:: Problem description ::
From the material below, list every line containing "från".
--- begin Entries ---
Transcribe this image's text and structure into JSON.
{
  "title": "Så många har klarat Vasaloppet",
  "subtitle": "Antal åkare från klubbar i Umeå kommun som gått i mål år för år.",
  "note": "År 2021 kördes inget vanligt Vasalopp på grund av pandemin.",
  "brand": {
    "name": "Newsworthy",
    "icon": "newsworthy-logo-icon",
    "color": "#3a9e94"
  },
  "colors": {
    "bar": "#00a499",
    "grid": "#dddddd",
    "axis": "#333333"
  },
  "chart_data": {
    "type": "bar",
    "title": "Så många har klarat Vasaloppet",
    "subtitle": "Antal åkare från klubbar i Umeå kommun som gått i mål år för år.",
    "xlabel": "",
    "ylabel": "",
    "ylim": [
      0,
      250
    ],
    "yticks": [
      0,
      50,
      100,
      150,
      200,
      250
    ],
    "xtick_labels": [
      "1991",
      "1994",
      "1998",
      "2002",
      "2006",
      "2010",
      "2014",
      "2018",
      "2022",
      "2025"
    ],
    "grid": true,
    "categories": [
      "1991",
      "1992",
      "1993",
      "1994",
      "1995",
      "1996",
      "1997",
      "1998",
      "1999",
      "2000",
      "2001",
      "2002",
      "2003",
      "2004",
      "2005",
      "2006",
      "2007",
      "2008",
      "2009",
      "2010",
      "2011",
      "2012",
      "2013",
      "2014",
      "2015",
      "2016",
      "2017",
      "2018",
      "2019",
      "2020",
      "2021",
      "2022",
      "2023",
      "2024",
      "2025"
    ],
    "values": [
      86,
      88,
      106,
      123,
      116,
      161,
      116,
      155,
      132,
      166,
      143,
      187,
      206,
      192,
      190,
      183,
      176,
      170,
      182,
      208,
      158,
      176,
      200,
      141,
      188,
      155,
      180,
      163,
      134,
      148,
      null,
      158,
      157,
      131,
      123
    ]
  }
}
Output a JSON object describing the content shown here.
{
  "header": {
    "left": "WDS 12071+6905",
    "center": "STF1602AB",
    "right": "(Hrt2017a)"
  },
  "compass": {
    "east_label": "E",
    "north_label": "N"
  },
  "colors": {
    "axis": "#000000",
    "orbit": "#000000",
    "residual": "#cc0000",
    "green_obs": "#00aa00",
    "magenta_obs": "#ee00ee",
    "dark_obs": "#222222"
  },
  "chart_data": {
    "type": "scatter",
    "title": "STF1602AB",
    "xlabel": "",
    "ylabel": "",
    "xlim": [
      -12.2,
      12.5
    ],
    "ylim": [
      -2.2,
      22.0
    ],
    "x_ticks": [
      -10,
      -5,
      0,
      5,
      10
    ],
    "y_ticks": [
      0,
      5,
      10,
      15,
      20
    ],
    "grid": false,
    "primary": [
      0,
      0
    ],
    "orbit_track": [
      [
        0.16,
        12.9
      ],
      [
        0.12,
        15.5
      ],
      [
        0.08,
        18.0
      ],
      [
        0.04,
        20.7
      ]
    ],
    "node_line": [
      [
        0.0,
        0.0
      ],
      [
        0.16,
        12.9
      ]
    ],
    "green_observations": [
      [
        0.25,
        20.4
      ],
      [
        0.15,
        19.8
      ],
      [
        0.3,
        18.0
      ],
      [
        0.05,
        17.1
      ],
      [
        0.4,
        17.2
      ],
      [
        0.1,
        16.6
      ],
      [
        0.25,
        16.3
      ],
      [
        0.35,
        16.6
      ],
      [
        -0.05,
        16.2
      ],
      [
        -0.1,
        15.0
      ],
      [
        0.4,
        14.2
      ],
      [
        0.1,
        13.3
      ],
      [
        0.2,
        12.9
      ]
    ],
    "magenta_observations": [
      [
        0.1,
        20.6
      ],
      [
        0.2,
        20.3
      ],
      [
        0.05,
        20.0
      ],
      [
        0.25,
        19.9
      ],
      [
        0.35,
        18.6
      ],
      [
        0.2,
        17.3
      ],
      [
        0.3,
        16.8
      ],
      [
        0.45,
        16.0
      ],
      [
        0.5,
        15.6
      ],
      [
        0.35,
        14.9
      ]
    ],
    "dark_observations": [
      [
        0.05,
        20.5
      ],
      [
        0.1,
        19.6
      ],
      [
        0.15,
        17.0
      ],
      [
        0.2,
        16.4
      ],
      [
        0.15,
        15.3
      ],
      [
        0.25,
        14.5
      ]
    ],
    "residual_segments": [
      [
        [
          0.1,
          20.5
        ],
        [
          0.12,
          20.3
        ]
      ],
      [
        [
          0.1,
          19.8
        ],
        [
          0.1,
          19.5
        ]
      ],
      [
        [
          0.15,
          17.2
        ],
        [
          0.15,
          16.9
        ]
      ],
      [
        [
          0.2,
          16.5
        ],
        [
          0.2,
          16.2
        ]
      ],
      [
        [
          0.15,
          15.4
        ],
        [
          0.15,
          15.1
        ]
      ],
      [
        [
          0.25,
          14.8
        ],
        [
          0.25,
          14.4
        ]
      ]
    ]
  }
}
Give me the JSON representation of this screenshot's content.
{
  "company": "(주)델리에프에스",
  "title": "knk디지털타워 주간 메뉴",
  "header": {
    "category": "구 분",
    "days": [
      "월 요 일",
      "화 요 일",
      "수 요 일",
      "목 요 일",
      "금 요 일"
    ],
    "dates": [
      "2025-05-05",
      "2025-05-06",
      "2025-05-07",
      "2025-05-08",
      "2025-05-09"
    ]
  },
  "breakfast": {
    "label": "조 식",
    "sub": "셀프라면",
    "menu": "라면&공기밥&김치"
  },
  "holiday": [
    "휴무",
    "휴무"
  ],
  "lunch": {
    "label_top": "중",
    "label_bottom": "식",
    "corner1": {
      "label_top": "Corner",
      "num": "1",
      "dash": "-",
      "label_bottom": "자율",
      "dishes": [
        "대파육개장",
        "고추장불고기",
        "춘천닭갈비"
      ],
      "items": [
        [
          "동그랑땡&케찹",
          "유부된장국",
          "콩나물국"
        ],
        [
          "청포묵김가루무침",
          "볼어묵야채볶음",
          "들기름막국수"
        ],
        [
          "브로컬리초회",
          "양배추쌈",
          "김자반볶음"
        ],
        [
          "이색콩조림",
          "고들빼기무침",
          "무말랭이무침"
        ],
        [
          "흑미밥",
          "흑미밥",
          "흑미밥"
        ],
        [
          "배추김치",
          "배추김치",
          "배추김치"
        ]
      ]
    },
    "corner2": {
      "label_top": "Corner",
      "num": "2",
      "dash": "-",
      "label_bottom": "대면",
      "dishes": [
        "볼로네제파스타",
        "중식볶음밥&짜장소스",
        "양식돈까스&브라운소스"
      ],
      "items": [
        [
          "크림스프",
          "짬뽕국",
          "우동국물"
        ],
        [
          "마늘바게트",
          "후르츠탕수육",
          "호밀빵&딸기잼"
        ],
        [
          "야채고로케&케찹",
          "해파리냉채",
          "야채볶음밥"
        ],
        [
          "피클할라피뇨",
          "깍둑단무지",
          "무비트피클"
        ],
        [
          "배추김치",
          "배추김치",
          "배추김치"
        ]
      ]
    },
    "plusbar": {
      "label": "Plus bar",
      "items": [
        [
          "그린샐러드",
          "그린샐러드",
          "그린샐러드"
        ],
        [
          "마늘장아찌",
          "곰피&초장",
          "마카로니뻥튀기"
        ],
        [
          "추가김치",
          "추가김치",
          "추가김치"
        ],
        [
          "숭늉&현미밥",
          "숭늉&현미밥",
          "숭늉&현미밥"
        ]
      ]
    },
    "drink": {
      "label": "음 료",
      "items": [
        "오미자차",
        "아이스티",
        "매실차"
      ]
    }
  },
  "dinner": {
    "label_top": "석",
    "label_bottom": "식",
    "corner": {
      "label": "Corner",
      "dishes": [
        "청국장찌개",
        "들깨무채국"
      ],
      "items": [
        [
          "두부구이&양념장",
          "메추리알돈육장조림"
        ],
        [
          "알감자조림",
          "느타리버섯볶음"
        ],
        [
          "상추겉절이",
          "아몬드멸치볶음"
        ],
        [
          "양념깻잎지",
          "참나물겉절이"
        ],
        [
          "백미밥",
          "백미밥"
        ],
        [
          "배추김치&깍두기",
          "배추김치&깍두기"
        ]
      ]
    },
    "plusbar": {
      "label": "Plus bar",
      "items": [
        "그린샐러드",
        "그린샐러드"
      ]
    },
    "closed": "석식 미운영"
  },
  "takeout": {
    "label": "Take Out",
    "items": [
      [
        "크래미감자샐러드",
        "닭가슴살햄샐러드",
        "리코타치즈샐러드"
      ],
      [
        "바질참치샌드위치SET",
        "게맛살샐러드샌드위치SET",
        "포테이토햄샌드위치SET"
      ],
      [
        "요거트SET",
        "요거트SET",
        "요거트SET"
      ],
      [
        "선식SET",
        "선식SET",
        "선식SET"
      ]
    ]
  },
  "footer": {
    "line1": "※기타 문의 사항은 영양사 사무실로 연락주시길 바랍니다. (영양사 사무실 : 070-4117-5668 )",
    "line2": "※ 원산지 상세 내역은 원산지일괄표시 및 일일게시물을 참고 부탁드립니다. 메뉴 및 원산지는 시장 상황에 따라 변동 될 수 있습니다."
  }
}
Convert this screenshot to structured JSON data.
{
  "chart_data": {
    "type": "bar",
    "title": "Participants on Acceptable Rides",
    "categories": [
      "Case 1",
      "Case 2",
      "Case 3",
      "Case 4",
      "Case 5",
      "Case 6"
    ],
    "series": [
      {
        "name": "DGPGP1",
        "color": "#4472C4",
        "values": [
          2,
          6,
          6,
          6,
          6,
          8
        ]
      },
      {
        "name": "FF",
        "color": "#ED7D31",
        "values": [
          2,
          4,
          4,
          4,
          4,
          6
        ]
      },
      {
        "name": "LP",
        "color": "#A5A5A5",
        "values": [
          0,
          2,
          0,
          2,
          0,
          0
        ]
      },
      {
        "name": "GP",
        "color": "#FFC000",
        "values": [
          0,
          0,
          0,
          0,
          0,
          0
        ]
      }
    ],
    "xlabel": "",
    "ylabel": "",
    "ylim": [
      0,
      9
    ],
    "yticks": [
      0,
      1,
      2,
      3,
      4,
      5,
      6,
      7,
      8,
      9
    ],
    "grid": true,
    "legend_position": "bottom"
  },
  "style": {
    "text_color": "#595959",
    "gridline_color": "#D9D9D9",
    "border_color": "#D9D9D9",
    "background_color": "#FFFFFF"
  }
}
--- end Entries ---
:: Solution ::
  "subtitle": "Antal åkare från klubbar i Umeå kommun som gått i mål år för år.",
    "subtitle": "Antal åkare från klubbar i Umeå kommun som gått i mål år för år.",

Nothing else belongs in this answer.